Repeat every record exactly, but keep images out of the copy.

Start of Dataset rows

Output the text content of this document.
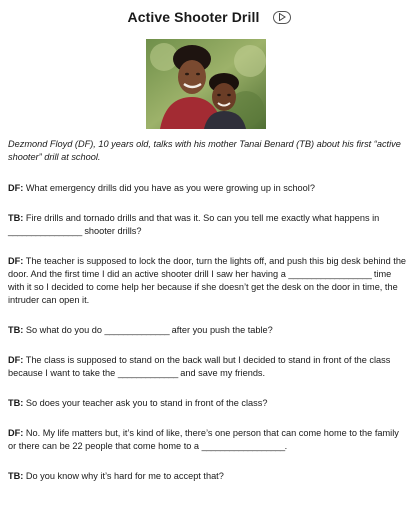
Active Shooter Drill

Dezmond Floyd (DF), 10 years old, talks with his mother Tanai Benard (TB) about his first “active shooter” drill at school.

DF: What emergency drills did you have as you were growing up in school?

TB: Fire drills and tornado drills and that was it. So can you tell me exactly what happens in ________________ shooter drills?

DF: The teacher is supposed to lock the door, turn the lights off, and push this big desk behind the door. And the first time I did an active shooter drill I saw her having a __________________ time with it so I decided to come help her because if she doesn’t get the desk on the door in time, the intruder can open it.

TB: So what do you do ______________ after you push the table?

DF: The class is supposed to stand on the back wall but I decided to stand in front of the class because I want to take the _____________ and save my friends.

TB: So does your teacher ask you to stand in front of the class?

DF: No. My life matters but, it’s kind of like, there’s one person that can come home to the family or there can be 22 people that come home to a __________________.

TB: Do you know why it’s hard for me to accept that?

End of Dataset rows

* _Solution for this problem_:
Output the text content of this document.
Active Shooter Drill

Dezmond Floyd (DF), 10 years old, talks with his mother Tanai Benard (TB) about his first “active shooter” drill at school.

DF: What emergency drills did you have as you were growing up in school?

TB: Fire drills and tornado drills and that was it. So can you tell me exactly what happens in ________________ shooter drills?

DF: The teacher is supposed to lock the door, turn the lights off, and push this big desk behind the door. And the first time I did an active shooter drill I saw her having a __________________ time with it so I decided to come help her because if she doesn’t get the desk on the door in time, the intruder can open it.

TB: So what do you do ______________ after you push the table?

DF: The class is supposed to stand on the back wall but I decided to stand in front of the class because I want to take the _____________ and save my friends.

TB: So does your teacher ask you to stand in front of the class?

DF: No. My life matters but, it’s kind of like, there’s one person that can come home to the family or there can be 22 people that come home to a __________________.

TB: Do you know why it’s hard for me to accept that?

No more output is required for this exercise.